Every entry should be repeated exactly. Omit the pictures.
..........
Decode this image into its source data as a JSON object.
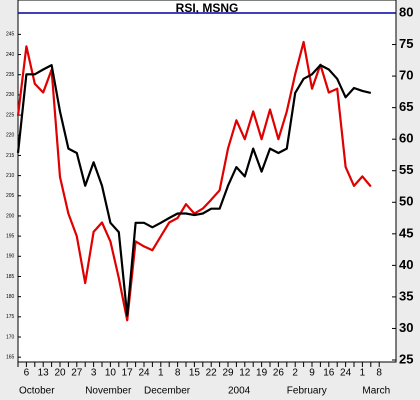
{
  "chart_data": {
    "type": "line",
    "title": "RSI, MSNG",
    "categories": [
      null,
      "6",
      null,
      "13",
      null,
      "20",
      null,
      "27",
      null,
      "3",
      null,
      "10",
      null,
      "17",
      null,
      "24",
      null,
      "1",
      null,
      "8",
      null,
      "15",
      null,
      "22",
      null,
      "29",
      null,
      "12",
      null,
      "19",
      null,
      "26",
      null,
      "2",
      null,
      "9",
      null,
      "16",
      null,
      "24",
      null,
      "1",
      null,
      "8"
    ],
    "month_categories": [
      "October",
      null,
      null,
      null,
      null,
      null,
      null,
      null,
      "November",
      null,
      null,
      null,
      null,
      null,
      null,
      "December",
      null,
      null,
      null,
      null,
      null,
      null,
      null,
      null,
      null,
      "2004",
      null,
      null,
      null,
      null,
      null,
      null,
      "February",
      null,
      null,
      null,
      null,
      null,
      null,
      null,
      null,
      "March",
      null,
      null
    ],
    "series": [
      {
        "color": "#e00000",
        "values": [
          63.7,
          74.7,
          68.8,
          67.4,
          71,
          54,
          48.2,
          44.6,
          37.2,
          45.3,
          46.8,
          43.8,
          38,
          31.3,
          43.8,
          43,
          42.4,
          44.6,
          46.8,
          47.5,
          49.7,
          48.2,
          49,
          50.4,
          51.9,
          58.5,
          63,
          60,
          64.4,
          60,
          64.7,
          60,
          64.4,
          70.3,
          75.4,
          68,
          71.8,
          67.4,
          68,
          55.6,
          52.6,
          54.1,
          52.5,
          null
        ]
      },
      {
        "color": "#000000",
        "axis": "y2",
        "values": [
          215.6,
          235.1,
          235.1,
          236.3,
          237.4,
          225.9,
          216.7,
          215.6,
          207.5,
          213.3,
          207.5,
          198.3,
          196,
          175.3,
          198.3,
          198.3,
          197.2,
          198.3,
          199.5,
          200.6,
          200.6,
          200.2,
          200.6,
          201.8,
          201.8,
          207.5,
          212.1,
          209.8,
          216.7,
          211,
          216.7,
          215.6,
          216.7,
          230.5,
          234,
          235.1,
          237.4,
          236.3,
          234,
          229.4,
          231.7,
          231,
          230.5,
          null
        ]
      }
    ],
    "hline": {
      "value": 80,
      "color": "#0000a0"
    },
    "ylim": [
      25,
      80
    ],
    "yticks": [
      25,
      30,
      35,
      40,
      45,
      50,
      55,
      60,
      65,
      70,
      75,
      80
    ],
    "y2lim": [
      164.3,
      250.3
    ],
    "y2ticks": [
      165,
      170,
      175,
      180,
      185,
      190,
      195,
      200,
      205,
      210,
      215,
      220,
      225,
      230,
      235,
      240,
      245
    ]
  }
}
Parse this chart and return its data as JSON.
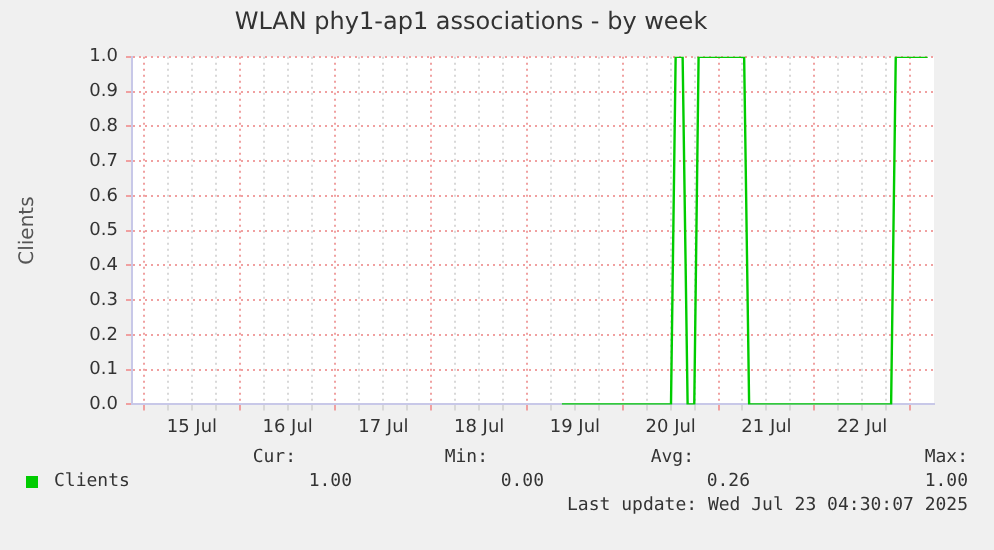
..........
* Reply to the exercise *
Decode this image into its source data as a JSON object.
{
  "chart_data": {
    "type": "line",
    "title": "RSI, MSNG",
    "categories": [
      null,
      "6",
      null,
      "13",
      null,
      "20",
      null,
      "27",
      null,
      "3",
      null,
      "10",
      null,
      "17",
      null,
      "24",
      null,
      "1",
      null,
      "8",
      null,
      "15",
      null,
      "22",
      null,
      "29",
      null,
      "12",
      null,
      "19",
      null,
      "26",
      null,
      "2",
      null,
      "9",
      null,
      "16",
      null,
      "24",
      null,
      "1",
      null,
      "8"
    ],
    "month_categories": [
      "October",
      null,
      null,
      null,
      null,
      null,
      null,
      null,
      "November",
      null,
      null,
      null,
      null,
      null,
      null,
      "December",
      null,
      null,
      null,
      null,
      null,
      null,
      null,
      null,
      null,
      "2004",
      null,
      null,
      null,
      null,
      null,
      null,
      "February",
      null,
      null,
      null,
      null,
      null,
      null,
      null,
      null,
      "March",
      null,
      null
    ],
    "series": [
      {
        "color": "#e00000",
        "values": [
          63.7,
          74.7,
          68.8,
          67.4,
          71,
          54,
          48.2,
          44.6,
          37.2,
          45.3,
          46.8,
          43.8,
          38,
          31.3,
          43.8,
          43,
          42.4,
          44.6,
          46.8,
          47.5,
          49.7,
          48.2,
          49,
          50.4,
          51.9,
          58.5,
          63,
          60,
          64.4,
          60,
          64.7,
          60,
          64.4,
          70.3,
          75.4,
          68,
          71.8,
          67.4,
          68,
          55.6,
          52.6,
          54.1,
          52.5,
          null
        ]
      },
      {
        "color": "#000000",
        "axis": "y2",
        "values": [
          215.6,
          235.1,
          235.1,
          236.3,
          237.4,
          225.9,
          216.7,
          215.6,
          207.5,
          213.3,
          207.5,
          198.3,
          196,
          175.3,
          198.3,
          198.3,
          197.2,
          198.3,
          199.5,
          200.6,
          200.6,
          200.2,
          200.6,
          201.8,
          201.8,
          207.5,
          212.1,
          209.8,
          216.7,
          211,
          216.7,
          215.6,
          216.7,
          230.5,
          234,
          235.1,
          237.4,
          236.3,
          234,
          229.4,
          231.7,
          231,
          230.5,
          null
        ]
      }
    ],
    "hline": {
      "value": 80,
      "color": "#0000a0"
    },
    "ylim": [
      25,
      80
    ],
    "yticks": [
      25,
      30,
      35,
      40,
      45,
      50,
      55,
      60,
      65,
      70,
      75,
      80
    ],
    "y2lim": [
      164.3,
      250.3
    ],
    "y2ticks": [
      165,
      170,
      175,
      180,
      185,
      190,
      195,
      200,
      205,
      210,
      215,
      220,
      225,
      230,
      235,
      240,
      245
    ]
  }
}
Parse this chart and return its data as JSON.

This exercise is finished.